> _TASK PROMPT_
Print every entry exactly as written.

> _DATA ENTRIES_
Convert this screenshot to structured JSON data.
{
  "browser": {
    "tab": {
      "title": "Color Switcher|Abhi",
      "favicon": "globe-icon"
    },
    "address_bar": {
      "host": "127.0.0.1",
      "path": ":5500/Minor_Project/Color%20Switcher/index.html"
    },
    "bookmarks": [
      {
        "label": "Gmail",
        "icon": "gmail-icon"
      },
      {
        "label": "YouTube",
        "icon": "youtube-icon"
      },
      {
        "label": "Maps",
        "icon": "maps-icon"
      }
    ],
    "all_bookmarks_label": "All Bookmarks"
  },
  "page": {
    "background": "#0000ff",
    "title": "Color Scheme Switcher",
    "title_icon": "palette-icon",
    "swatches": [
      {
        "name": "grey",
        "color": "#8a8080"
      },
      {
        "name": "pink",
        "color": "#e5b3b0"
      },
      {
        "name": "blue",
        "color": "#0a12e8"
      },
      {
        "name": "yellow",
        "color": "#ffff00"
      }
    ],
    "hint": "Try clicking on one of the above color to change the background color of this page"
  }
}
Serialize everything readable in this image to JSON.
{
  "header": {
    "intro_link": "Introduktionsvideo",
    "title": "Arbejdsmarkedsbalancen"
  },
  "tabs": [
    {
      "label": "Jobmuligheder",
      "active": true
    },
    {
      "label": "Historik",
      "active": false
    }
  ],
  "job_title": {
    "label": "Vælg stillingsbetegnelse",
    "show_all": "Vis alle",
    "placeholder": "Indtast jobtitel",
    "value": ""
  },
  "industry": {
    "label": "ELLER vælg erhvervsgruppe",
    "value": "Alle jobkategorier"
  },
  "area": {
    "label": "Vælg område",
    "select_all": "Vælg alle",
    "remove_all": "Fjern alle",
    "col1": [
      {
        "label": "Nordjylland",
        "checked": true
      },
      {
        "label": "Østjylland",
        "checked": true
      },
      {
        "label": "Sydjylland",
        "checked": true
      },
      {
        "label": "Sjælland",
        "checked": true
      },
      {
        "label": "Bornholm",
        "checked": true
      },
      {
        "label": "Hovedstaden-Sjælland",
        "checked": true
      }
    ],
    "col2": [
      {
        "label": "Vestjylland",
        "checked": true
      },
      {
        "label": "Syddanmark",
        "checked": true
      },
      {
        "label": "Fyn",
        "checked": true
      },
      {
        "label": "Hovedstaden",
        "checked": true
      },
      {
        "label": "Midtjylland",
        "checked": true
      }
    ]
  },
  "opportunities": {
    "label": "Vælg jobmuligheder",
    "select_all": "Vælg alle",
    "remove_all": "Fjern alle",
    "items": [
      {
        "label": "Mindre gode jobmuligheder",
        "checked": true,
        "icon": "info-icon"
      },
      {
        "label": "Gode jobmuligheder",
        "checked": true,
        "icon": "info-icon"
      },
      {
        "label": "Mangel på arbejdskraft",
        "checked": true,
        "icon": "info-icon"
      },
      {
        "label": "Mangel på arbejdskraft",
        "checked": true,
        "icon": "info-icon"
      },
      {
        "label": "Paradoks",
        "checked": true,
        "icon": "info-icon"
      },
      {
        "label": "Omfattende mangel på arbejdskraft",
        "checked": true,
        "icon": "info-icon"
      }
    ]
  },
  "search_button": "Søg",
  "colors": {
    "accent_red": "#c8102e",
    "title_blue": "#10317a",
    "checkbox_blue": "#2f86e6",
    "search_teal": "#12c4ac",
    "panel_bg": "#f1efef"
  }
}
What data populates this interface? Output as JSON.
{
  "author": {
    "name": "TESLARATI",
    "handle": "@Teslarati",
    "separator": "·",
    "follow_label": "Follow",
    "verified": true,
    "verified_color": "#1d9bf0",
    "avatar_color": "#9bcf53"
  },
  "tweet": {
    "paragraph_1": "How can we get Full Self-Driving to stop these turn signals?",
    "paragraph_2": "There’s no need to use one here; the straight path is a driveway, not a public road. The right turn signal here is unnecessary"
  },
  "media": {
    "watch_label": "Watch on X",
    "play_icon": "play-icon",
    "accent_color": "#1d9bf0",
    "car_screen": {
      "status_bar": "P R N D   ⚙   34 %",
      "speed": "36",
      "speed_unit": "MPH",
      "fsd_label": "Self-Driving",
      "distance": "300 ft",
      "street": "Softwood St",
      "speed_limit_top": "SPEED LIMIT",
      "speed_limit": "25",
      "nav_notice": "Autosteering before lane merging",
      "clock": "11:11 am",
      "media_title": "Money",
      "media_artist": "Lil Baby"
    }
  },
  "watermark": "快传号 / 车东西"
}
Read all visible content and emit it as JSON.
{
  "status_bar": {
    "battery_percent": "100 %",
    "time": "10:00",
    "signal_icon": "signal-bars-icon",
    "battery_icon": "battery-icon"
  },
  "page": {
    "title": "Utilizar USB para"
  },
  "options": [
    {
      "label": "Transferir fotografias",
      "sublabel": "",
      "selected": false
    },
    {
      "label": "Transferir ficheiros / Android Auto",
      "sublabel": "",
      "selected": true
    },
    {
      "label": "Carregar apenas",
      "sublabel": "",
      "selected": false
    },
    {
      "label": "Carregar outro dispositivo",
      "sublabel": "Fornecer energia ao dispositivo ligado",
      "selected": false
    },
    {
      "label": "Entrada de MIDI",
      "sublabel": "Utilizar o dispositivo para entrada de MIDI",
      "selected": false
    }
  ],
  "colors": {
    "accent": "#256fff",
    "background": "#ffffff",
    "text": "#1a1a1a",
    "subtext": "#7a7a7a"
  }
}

> _EXERCISE SOLUTION_
Convert this screenshot to structured JSON data.
{
  "browser": {
    "tab": {
      "title": "Color Switcher|Abhi",
      "favicon": "globe-icon"
    },
    "address_bar": {
      "host": "127.0.0.1",
      "path": ":5500/Minor_Project/Color%20Switcher/index.html"
    },
    "bookmarks": [
      {
        "label": "Gmail",
        "icon": "gmail-icon"
      },
      {
        "label": "YouTube",
        "icon": "youtube-icon"
      },
      {
        "label": "Maps",
        "icon": "maps-icon"
      }
    ],
    "all_bookmarks_label": "All Bookmarks"
  },
  "page": {
    "background": "#0000ff",
    "title": "Color Scheme Switcher",
    "title_icon": "palette-icon",
    "swatches": [
      {
        "name": "grey",
        "color": "#8a8080"
      },
      {
        "name": "pink",
        "color": "#e5b3b0"
      },
      {
        "name": "blue",
        "color": "#0a12e8"
      },
      {
        "name": "yellow",
        "color": "#ffff00"
      }
    ],
    "hint": "Try clicking on one of the above color to change the background color of this page"
  }
}
Serialize everything readable in this image to JSON.
{
  "header": {
    "intro_link": "Introduktionsvideo",
    "title": "Arbejdsmarkedsbalancen"
  },
  "tabs": [
    {
      "label": "Jobmuligheder",
      "active": true
    },
    {
      "label": "Historik",
      "active": false
    }
  ],
  "job_title": {
    "label": "Vælg stillingsbetegnelse",
    "show_all": "Vis alle",
    "placeholder": "Indtast jobtitel",
    "value": ""
  },
  "industry": {
    "label": "ELLER vælg erhvervsgruppe",
    "value": "Alle jobkategorier"
  },
  "area": {
    "label": "Vælg område",
    "select_all": "Vælg alle",
    "remove_all": "Fjern alle",
    "col1": [
      {
        "label": "Nordjylland",
        "checked": true
      },
      {
        "label": "Østjylland",
        "checked": true
      },
      {
        "label": "Sydjylland",
        "checked": true
      },
      {
        "label": "Sjælland",
        "checked": true
      },
      {
        "label": "Bornholm",
        "checked": true
      },
      {
        "label": "Hovedstaden-Sjælland",
        "checked": true
      }
    ],
    "col2": [
      {
        "label": "Vestjylland",
        "checked": true
      },
      {
        "label": "Syddanmark",
        "checked": true
      },
      {
        "label": "Fyn",
        "checked": true
      },
      {
        "label": "Hovedstaden",
        "checked": true
      },
      {
        "label": "Midtjylland",
        "checked": true
      }
    ]
  },
  "opportunities": {
    "label": "Vælg jobmuligheder",
    "select_all": "Vælg alle",
    "remove_all": "Fjern alle",
    "items": [
      {
        "label": "Mindre gode jobmuligheder",
        "checked": true,
        "icon": "info-icon"
      },
      {
        "label": "Gode jobmuligheder",
        "checked": true,
        "icon": "info-icon"
      },
      {
        "label": "Mangel på arbejdskraft",
        "checked": true,
        "icon": "info-icon"
      },
      {
        "label": "Mangel på arbejdskraft",
        "checked": true,
        "icon": "info-icon"
      },
      {
        "label": "Paradoks",
        "checked": true,
        "icon": "info-icon"
      },
      {
        "label": "Omfattende mangel på arbejdskraft",
        "checked": true,
        "icon": "info-icon"
      }
    ]
  },
  "search_button": "Søg",
  "colors": {
    "accent_red": "#c8102e",
    "title_blue": "#10317a",
    "checkbox_blue": "#2f86e6",
    "search_teal": "#12c4ac",
    "panel_bg": "#f1efef"
  }
}
What data populates this interface? Output as JSON.
{
  "author": {
    "name": "TESLARATI",
    "handle": "@Teslarati",
    "separator": "·",
    "follow_label": "Follow",
    "verified": true,
    "verified_color": "#1d9bf0",
    "avatar_color": "#9bcf53"
  },
  "tweet": {
    "paragraph_1": "How can we get Full Self-Driving to stop these turn signals?",
    "paragraph_2": "There’s no need to use one here; the straight path is a driveway, not a public road. The right turn signal here is unnecessary"
  },
  "media": {
    "watch_label": "Watch on X",
    "play_icon": "play-icon",
    "accent_color": "#1d9bf0",
    "car_screen": {
      "status_bar": "P R N D   ⚙   34 %",
      "speed": "36",
      "speed_unit": "MPH",
      "fsd_label": "Self-Driving",
      "distance": "300 ft",
      "street": "Softwood St",
      "speed_limit_top": "SPEED LIMIT",
      "speed_limit": "25",
      "nav_notice": "Autosteering before lane merging",
      "clock": "11:11 am",
      "media_title": "Money",
      "media_artist": "Lil Baby"
    }
  },
  "watermark": "快传号 / 车东西"
}
Read all visible content and emit it as JSON.
{
  "status_bar": {
    "battery_percent": "100 %",
    "time": "10:00",
    "signal_icon": "signal-bars-icon",
    "battery_icon": "battery-icon"
  },
  "page": {
    "title": "Utilizar USB para"
  },
  "options": [
    {
      "label": "Transferir fotografias",
      "sublabel": "",
      "selected": false
    },
    {
      "label": "Transferir ficheiros / Android Auto",
      "sublabel": "",
      "selected": true
    },
    {
      "label": "Carregar apenas",
      "sublabel": "",
      "selected": false
    },
    {
      "label": "Carregar outro dispositivo",
      "sublabel": "Fornecer energia ao dispositivo ligado",
      "selected": false
    },
    {
      "label": "Entrada de MIDI",
      "sublabel": "Utilizar o dispositivo para entrada de MIDI",
      "selected": false
    }
  ],
  "colors": {
    "accent": "#256fff",
    "background": "#ffffff",
    "text": "#1a1a1a",
    "subtext": "#7a7a7a"
  }
}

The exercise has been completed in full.